__FRAGMENTO DE TEXTO__:
○ ○ ○
Reconocerse y comprender que se es parte de un todo, que este es más que la suma de sus partes, y que pierde entidad y propósito cuando pierde componentes, y al mismo tiempo entender que fuera del todo ninguna parte tiene significado y valor, es un enorme salto de la razón. Un salto hacia la condición humana. De algún modo podría decirse que a los humanos se nos ha concedido el don de la razón y que se nos lo concedió con una condición: honrarla. Es decir, ejercerla.
La palabra don proviene del latín donum, que significa ofrenda o regalo. Y tiene la misma raíz que el verbo donare, cuyo significado es dar. Un don es algo que se nos da, una gracia que se nos otorga. Merece respeto, no se debe despreciar. Quien desprecia la razón no ejerciéndola abdica de su propia condición humana. En los tiempos que corren la deserción de la razón, el desprecio hacia ella, su denigrante olvido, ofrece ejemplos a diario y en casi todos los escenarios de la vida. Está en las permanentes peleas callejeras por motivos absurdos, en los femicidios, en las tribunas de los estadios (y adentro de los campos de juego), en los discursos de los políticos, muchas veces más irrazonables cuando más cerca se sienten del poder, en rencillas familiares, en el resentimiento que desde el anonimato y con cobardía se exhibe en las redes sociales, en la forma de conducir vehículos, en el lenguaje y comportamiento de tantos personajes de los medios, algunos de los cuales se presentan como comunicadores, en la creciente falta de respeto a mínimas y elementales normas de convivencia. La irracionalidad no solo abunda, sino que a menudo se exhibe como mérito, con prepotencia.
○ ○ ○
__CONSIGNA 1__: Reformula en forma de lista breve el párrafo del texto sobre la razón que empieza con «La palabra don proviene» y conserva sus datos principales.
__CONSIGNA 2__: Redacta lo que sigue al texto sobre la razón, a partir de su última oración.

__DATOS REGISTRADOS__:
○ ○ ○
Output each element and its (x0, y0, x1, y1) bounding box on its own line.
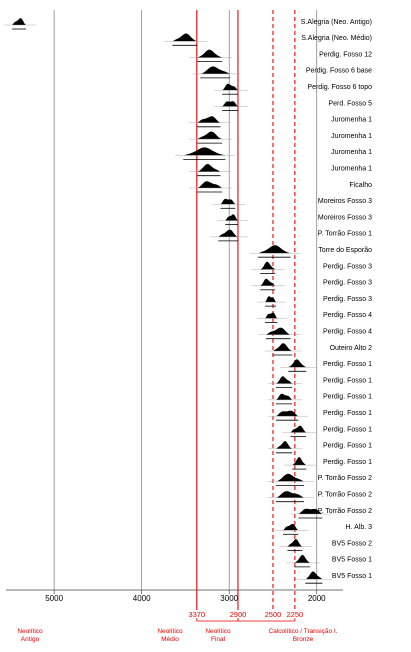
○ ○ ○
__RESPUESTA ESCRITA 1__:
- «Don» viene del latín donum (ofrenda o regalo) y comparte raíz con el verbo donare (dar).
- Un don es una gracia que se nos otorga, merece respeto y no se debe despreciar.
- Quien desprecia la razón al no ejercerla abdica de su propia condición humana.
- Hoy el desprecio hacia la razón se manifiesta a diario en peleas callejeras, femicidios, estadios, discursos políticos, rencillas familiares, redes sociales, la forma de conducir, los medios y la falta de respeto a normas elementales de convivencia.
- La irracionalidad no solo abunda, sino que a menudo se exhibe como mérito, con prepotencia.

__RESPUESTA ESCRITA 2__:
Cuando la razón se oscurece la figura del otro desaparece. El prójimo (es decir, el próximo, el congénere, el de la misma especie, la humana) deja de ser un individuo como uno, hecho de la misma arcilla, y es considerado una cosa. Una cosa con la que se puede hacer lo que a uno se le antoje, desde ignorarlo hasta mancillarlo o matarlo. Apagada la razón se apaga la moral, que, en síntesis, es un pacto no escrito por el cual nos comprometemos a actuar unos con los otros con respeto, honestidad, sinceridad, responsabilidad. Sin reconocimiento del otro como parte (parte diferente) del mismo todo, no hay posibilidad de empatía, de compasión, de generosidad, de solidaridad, de amor.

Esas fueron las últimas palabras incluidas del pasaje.